■ GOAL OF THE EXERCISE
Every line below must be reproduced exactly. Copy them all.

■ DATA SUPPLIED
================
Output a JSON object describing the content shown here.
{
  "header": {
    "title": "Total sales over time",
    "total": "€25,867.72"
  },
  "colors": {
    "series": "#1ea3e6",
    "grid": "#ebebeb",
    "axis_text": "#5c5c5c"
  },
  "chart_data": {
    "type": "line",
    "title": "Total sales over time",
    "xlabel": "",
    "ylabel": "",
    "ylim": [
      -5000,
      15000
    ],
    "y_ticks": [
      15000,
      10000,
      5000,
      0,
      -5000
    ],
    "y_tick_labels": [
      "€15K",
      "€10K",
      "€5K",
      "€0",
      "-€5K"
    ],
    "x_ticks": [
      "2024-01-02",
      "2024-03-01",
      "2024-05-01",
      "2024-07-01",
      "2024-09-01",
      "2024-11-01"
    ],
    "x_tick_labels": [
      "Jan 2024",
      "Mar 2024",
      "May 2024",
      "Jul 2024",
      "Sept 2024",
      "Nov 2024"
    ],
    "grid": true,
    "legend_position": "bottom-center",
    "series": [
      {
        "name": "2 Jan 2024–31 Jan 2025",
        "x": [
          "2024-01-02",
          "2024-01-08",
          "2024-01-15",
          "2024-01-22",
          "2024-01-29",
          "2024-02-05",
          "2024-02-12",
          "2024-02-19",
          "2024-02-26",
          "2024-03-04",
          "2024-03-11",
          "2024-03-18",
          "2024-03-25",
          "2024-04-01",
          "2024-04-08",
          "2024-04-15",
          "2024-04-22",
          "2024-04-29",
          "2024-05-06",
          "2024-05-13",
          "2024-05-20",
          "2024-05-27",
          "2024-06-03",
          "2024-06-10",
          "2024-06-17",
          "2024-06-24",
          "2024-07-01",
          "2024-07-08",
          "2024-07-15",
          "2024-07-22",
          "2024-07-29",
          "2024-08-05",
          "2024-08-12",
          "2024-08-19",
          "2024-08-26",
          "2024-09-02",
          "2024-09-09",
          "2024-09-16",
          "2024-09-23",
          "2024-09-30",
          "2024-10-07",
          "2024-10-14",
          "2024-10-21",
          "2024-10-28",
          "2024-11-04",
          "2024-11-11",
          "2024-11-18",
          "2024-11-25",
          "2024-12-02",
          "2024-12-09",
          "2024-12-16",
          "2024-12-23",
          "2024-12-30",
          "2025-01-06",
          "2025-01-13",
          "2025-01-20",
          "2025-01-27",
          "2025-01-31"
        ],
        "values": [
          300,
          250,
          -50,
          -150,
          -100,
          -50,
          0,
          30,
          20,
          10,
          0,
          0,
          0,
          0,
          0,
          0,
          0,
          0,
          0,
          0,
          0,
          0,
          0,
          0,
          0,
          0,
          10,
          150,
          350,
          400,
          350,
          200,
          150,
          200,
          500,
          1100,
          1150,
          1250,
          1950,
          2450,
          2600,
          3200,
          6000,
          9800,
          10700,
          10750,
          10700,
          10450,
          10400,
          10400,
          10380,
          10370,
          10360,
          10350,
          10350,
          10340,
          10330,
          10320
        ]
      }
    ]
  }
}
================
■ EXERCISE RESPONSE
Output a JSON object describing the content shown here.
{
  "header": {
    "title": "Total sales over time",
    "total": "€25,867.72"
  },
  "colors": {
    "series": "#1ea3e6",
    "grid": "#ebebeb",
    "axis_text": "#5c5c5c"
  },
  "chart_data": {
    "type": "line",
    "title": "Total sales over time",
    "xlabel": "",
    "ylabel": "",
    "ylim": [
      -5000,
      15000
    ],
    "y_ticks": [
      15000,
      10000,
      5000,
      0,
      -5000
    ],
    "y_tick_labels": [
      "€15K",
      "€10K",
      "€5K",
      "€0",
      "-€5K"
    ],
    "x_ticks": [
      "2024-01-02",
      "2024-03-01",
      "2024-05-01",
      "2024-07-01",
      "2024-09-01",
      "2024-11-01"
    ],
    "x_tick_labels": [
      "Jan 2024",
      "Mar 2024",
      "May 2024",
      "Jul 2024",
      "Sept 2024",
      "Nov 2024"
    ],
    "grid": true,
    "legend_position": "bottom-center",
    "series": [
      {
        "name": "2 Jan 2024–31 Jan 2025",
        "x": [
          "2024-01-02",
          "2024-01-08",
          "2024-01-15",
          "2024-01-22",
          "2024-01-29",
          "2024-02-05",
          "2024-02-12",
          "2024-02-19",
          "2024-02-26",
          "2024-03-04",
          "2024-03-11",
          "2024-03-18",
          "2024-03-25",
          "2024-04-01",
          "2024-04-08",
          "2024-04-15",
          "2024-04-22",
          "2024-04-29",
          "2024-05-06",
          "2024-05-13",
          "2024-05-20",
          "2024-05-27",
          "2024-06-03",
          "2024-06-10",
          "2024-06-17",
          "2024-06-24",
          "2024-07-01",
          "2024-07-08",
          "2024-07-15",
          "2024-07-22",
          "2024-07-29",
          "2024-08-05",
          "2024-08-12",
          "2024-08-19",
          "2024-08-26",
          "2024-09-02",
          "2024-09-09",
          "2024-09-16",
          "2024-09-23",
          "2024-09-30",
          "2024-10-07",
          "2024-10-14",
          "2024-10-21",
          "2024-10-28",
          "2024-11-04",
          "2024-11-11",
          "2024-11-18",
          "2024-11-25",
          "2024-12-02",
          "2024-12-09",
          "2024-12-16",
          "2024-12-23",
          "2024-12-30",
          "2025-01-06",
          "2025-01-13",
          "2025-01-20",
          "2025-01-27",
          "2025-01-31"
        ],
        "values": [
          300,
          250,
          -50,
          -150,
          -100,
          -50,
          0,
          30,
          20,
          10,
          0,
          0,
          0,
          0,
          0,
          0,
          0,
          0,
          0,
          0,
          0,
          0,
          0,
          0,
          0,
          0,
          10,
          150,
          350,
          400,
          350,
          200,
          150,
          200,
          500,
          1100,
          1150,
          1250,
          1950,
          2450,
          2600,
          3200,
          6000,
          9800,
          10700,
          10750,
          10700,
          10450,
          10400,
          10400,
          10380,
          10370,
          10360,
          10350,
          10350,
          10340,
          10330,
          10320
        ]
      }
    ]
  }
}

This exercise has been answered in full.